#### [Work to do]
Transcribe the records below exactly as they appear.

#### [Material for the task]

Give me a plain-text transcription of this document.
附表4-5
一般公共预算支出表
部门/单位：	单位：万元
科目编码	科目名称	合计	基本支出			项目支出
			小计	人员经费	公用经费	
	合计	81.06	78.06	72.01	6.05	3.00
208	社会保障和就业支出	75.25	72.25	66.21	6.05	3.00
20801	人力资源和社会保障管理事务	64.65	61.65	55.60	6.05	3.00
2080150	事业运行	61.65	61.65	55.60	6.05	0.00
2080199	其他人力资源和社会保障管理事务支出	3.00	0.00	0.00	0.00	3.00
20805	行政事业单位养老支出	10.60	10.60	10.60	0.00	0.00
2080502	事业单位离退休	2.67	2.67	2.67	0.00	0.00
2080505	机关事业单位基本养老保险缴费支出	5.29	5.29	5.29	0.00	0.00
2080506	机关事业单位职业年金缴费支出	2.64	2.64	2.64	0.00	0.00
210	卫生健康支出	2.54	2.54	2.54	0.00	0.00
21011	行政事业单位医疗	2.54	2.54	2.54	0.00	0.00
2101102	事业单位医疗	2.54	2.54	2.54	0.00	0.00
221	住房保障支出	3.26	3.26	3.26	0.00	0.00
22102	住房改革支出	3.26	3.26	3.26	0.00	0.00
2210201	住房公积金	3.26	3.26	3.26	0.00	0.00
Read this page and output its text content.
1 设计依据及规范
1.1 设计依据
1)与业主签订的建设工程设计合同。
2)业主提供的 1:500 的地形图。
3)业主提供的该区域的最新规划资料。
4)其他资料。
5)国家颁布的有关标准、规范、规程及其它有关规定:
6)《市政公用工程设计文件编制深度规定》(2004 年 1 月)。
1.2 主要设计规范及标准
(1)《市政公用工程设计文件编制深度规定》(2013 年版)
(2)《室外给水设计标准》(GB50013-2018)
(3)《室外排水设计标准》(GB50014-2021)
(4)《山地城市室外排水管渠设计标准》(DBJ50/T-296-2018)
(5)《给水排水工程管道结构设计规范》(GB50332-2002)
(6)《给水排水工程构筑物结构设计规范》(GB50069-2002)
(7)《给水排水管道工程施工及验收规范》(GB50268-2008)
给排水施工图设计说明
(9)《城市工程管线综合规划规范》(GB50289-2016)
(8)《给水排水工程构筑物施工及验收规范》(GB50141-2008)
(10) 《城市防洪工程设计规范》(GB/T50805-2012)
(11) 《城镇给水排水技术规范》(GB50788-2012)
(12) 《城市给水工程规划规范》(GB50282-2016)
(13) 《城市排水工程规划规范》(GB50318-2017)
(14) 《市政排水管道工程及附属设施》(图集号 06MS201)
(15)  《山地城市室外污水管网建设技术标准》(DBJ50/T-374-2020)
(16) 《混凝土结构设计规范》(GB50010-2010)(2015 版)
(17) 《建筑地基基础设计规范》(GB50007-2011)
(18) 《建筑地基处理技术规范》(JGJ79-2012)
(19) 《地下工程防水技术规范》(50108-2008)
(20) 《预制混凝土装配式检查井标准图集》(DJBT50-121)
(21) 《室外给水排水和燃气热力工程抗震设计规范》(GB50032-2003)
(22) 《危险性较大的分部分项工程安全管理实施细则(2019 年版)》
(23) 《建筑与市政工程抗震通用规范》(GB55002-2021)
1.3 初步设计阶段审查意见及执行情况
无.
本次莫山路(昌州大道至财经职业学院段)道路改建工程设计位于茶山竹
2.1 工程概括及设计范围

#### [Exercise solution]
Give me a plain-text transcription of this document.
附表4-5
一般公共预算支出表
部门/单位：	单位：万元
科目编码	科目名称	合计	基本支出			项目支出
			小计	人员经费	公用经费	
	合计	81.06	78.06	72.01	6.05	3.00
208	社会保障和就业支出	75.25	72.25	66.21	6.05	3.00
20801	人力资源和社会保障管理事务	64.65	61.65	55.60	6.05	3.00
2080150	事业运行	61.65	61.65	55.60	6.05	0.00
2080199	其他人力资源和社会保障管理事务支出	3.00	0.00	0.00	0.00	3.00
20805	行政事业单位养老支出	10.60	10.60	10.60	0.00	0.00
2080502	事业单位离退休	2.67	2.67	2.67	0.00	0.00
2080505	机关事业单位基本养老保险缴费支出	5.29	5.29	5.29	0.00	0.00
2080506	机关事业单位职业年金缴费支出	2.64	2.64	2.64	0.00	0.00
210	卫生健康支出	2.54	2.54	2.54	0.00	0.00
21011	行政事业单位医疗	2.54	2.54	2.54	0.00	0.00
2101102	事业单位医疗	2.54	2.54	2.54	0.00	0.00
221	住房保障支出	3.26	3.26	3.26	0.00	0.00
22102	住房改革支出	3.26	3.26	3.26	0.00	0.00
2210201	住房公积金	3.26	3.26	3.26	0.00	0.00
Read this page and output its text content.
1 设计依据及规范
1.1 设计依据
1)与业主签订的建设工程设计合同。
2)业主提供的 1:500 的地形图。
3)业主提供的该区域的最新规划资料。
4)其他资料。
5)国家颁布的有关标准、规范、规程及其它有关规定:
6)《市政公用工程设计文件编制深度规定》(2004 年 1 月)。
1.2 主要设计规范及标准
(1)《市政公用工程设计文件编制深度规定》(2013 年版)
(2)《室外给水设计标准》(GB50013-2018)
(3)《室外排水设计标准》(GB50014-2021)
(4)《山地城市室外排水管渠设计标准》(DBJ50/T-296-2018)
(5)《给水排水工程管道结构设计规范》(GB50332-2002)
(6)《给水排水工程构筑物结构设计规范》(GB50069-2002)
(7)《给水排水管道工程施工及验收规范》(GB50268-2008)
给排水施工图设计说明
(9)《城市工程管线综合规划规范》(GB50289-2016)
(8)《给水排水工程构筑物施工及验收规范》(GB50141-2008)
(10) 《城市防洪工程设计规范》(GB/T50805-2012)
(11) 《城镇给水排水技术规范》(GB50788-2012)
(12) 《城市给水工程规划规范》(GB50282-2016)
(13) 《城市排水工程规划规范》(GB50318-2017)
(14) 《市政排水管道工程及附属设施》(图集号 06MS201)
(15)  《山地城市室外污水管网建设技术标准》(DBJ50/T-374-2020)
(16) 《混凝土结构设计规范》(GB50010-2010)(2015 版)
(17) 《建筑地基基础设计规范》(GB50007-2011)
(18) 《建筑地基处理技术规范》(JGJ79-2012)
(19) 《地下工程防水技术规范》(50108-2008)
(20) 《预制混凝土装配式检查井标准图集》(DJBT50-121)
(21) 《室外给水排水和燃气热力工程抗震设计规范》(GB50032-2003)
(22) 《危险性较大的分部分项工程安全管理实施细则(2019 年版)》
(23) 《建筑与市政工程抗震通用规范》(GB55002-2021)
1.3 初步设计阶段审查意见及执行情况
无.
本次莫山路(昌州大道至财经职业学院段)道路改建工程设计位于茶山竹
2.1 工程概括及设计范围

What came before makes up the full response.